**Short exercise**: Take the line containing "Convert this screenshot" and every line after it to the end of the records, and copy them exactly, excluding pictures.

Dataset listings of figures:
***

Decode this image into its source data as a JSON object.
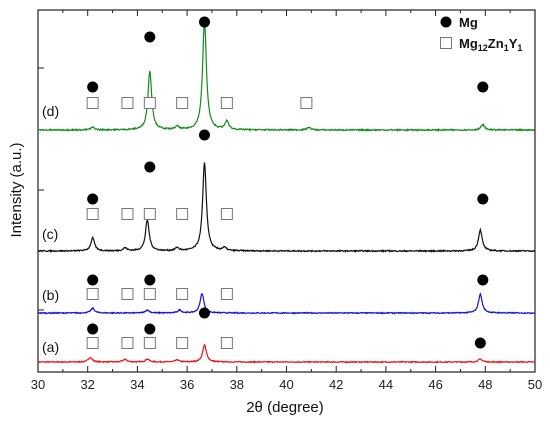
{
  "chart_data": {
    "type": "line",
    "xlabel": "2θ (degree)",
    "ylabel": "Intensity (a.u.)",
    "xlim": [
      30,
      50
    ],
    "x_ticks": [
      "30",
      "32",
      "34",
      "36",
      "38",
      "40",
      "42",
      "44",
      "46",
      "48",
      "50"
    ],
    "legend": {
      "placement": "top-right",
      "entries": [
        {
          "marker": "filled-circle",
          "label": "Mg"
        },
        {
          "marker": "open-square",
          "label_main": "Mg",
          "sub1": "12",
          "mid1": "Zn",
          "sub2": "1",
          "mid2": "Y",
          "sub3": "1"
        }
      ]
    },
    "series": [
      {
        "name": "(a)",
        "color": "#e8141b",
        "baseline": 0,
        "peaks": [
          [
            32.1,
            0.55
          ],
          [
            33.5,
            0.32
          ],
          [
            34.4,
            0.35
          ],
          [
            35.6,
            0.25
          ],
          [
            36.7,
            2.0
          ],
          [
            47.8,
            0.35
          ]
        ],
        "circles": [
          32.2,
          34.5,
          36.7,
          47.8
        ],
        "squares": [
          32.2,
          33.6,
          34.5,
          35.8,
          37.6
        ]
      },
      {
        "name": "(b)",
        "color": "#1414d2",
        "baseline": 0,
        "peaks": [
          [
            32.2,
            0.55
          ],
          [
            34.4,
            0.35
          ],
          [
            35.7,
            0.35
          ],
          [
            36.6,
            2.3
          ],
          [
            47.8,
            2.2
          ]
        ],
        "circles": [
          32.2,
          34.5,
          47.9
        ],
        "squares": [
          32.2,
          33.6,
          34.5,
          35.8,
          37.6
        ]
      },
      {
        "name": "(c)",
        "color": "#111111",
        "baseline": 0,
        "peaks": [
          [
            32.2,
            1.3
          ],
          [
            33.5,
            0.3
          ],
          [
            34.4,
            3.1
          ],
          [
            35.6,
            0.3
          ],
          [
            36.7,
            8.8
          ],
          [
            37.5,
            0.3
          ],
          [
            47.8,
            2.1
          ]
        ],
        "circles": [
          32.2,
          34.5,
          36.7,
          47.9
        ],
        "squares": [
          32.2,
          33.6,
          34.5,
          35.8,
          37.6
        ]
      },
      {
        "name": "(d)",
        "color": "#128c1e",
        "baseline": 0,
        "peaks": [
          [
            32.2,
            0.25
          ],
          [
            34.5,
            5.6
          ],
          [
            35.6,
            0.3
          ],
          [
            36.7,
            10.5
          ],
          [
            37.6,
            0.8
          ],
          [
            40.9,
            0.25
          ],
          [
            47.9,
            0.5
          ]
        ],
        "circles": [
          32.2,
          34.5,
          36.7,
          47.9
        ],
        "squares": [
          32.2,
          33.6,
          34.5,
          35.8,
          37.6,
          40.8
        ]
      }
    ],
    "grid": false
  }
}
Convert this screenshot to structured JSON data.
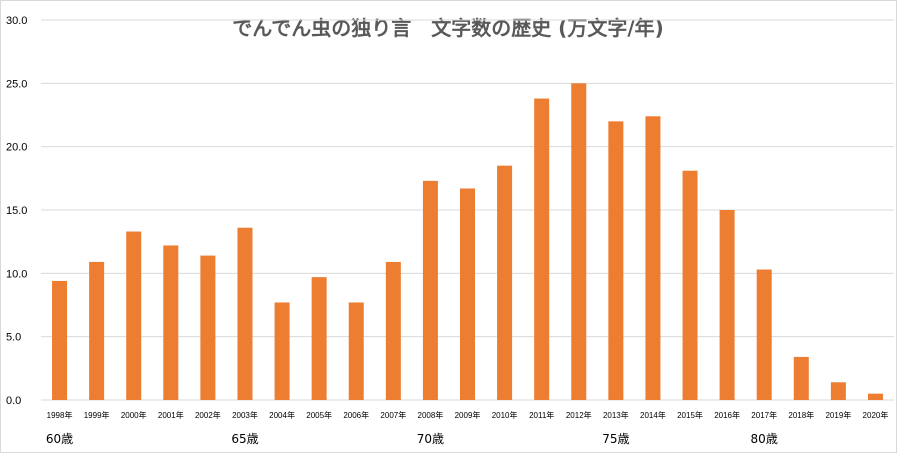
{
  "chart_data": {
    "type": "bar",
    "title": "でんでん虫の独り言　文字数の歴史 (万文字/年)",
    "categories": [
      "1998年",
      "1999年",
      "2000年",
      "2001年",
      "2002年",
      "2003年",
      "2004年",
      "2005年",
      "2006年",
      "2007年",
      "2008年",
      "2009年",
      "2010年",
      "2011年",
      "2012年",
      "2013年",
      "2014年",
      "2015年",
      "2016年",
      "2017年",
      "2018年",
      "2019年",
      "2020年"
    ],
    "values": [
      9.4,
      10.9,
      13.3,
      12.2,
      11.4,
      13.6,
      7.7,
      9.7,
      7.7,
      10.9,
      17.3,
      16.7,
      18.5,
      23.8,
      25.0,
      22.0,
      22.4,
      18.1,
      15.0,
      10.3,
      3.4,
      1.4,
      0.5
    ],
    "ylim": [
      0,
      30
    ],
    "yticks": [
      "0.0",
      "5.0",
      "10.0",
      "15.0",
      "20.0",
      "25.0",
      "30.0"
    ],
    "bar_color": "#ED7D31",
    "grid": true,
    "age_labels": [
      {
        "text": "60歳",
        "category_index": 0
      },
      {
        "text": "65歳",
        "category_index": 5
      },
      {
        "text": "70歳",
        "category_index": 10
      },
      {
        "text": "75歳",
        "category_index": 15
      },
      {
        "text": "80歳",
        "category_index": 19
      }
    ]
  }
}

***

**Response to this exercise**:
Convert this screenshot to structured JSON data.
{
  "chart_data": {
    "type": "bar",
    "title": "でんでん虫の独り言　文字数の歴史 (万文字/年)",
    "categories": [
      "1998年",
      "1999年",
      "2000年",
      "2001年",
      "2002年",
      "2003年",
      "2004年",
      "2005年",
      "2006年",
      "2007年",
      "2008年",
      "2009年",
      "2010年",
      "2011年",
      "2012年",
      "2013年",
      "2014年",
      "2015年",
      "2016年",
      "2017年",
      "2018年",
      "2019年",
      "2020年"
    ],
    "values": [
      9.4,
      10.9,
      13.3,
      12.2,
      11.4,
      13.6,
      7.7,
      9.7,
      7.7,
      10.9,
      17.3,
      16.7,
      18.5,
      23.8,
      25.0,
      22.0,
      22.4,
      18.1,
      15.0,
      10.3,
      3.4,
      1.4,
      0.5
    ],
    "ylim": [
      0,
      30
    ],
    "yticks": [
      "0.0",
      "5.0",
      "10.0",
      "15.0",
      "20.0",
      "25.0",
      "30.0"
    ],
    "bar_color": "#ED7D31",
    "grid": true,
    "age_labels": [
      {
        "text": "60歳",
        "category_index": 0
      },
      {
        "text": "65歳",
        "category_index": 5
      },
      {
        "text": "70歳",
        "category_index": 10
      },
      {
        "text": "75歳",
        "category_index": 15
      },
      {
        "text": "80歳",
        "category_index": 19
      }
    ]
  }
}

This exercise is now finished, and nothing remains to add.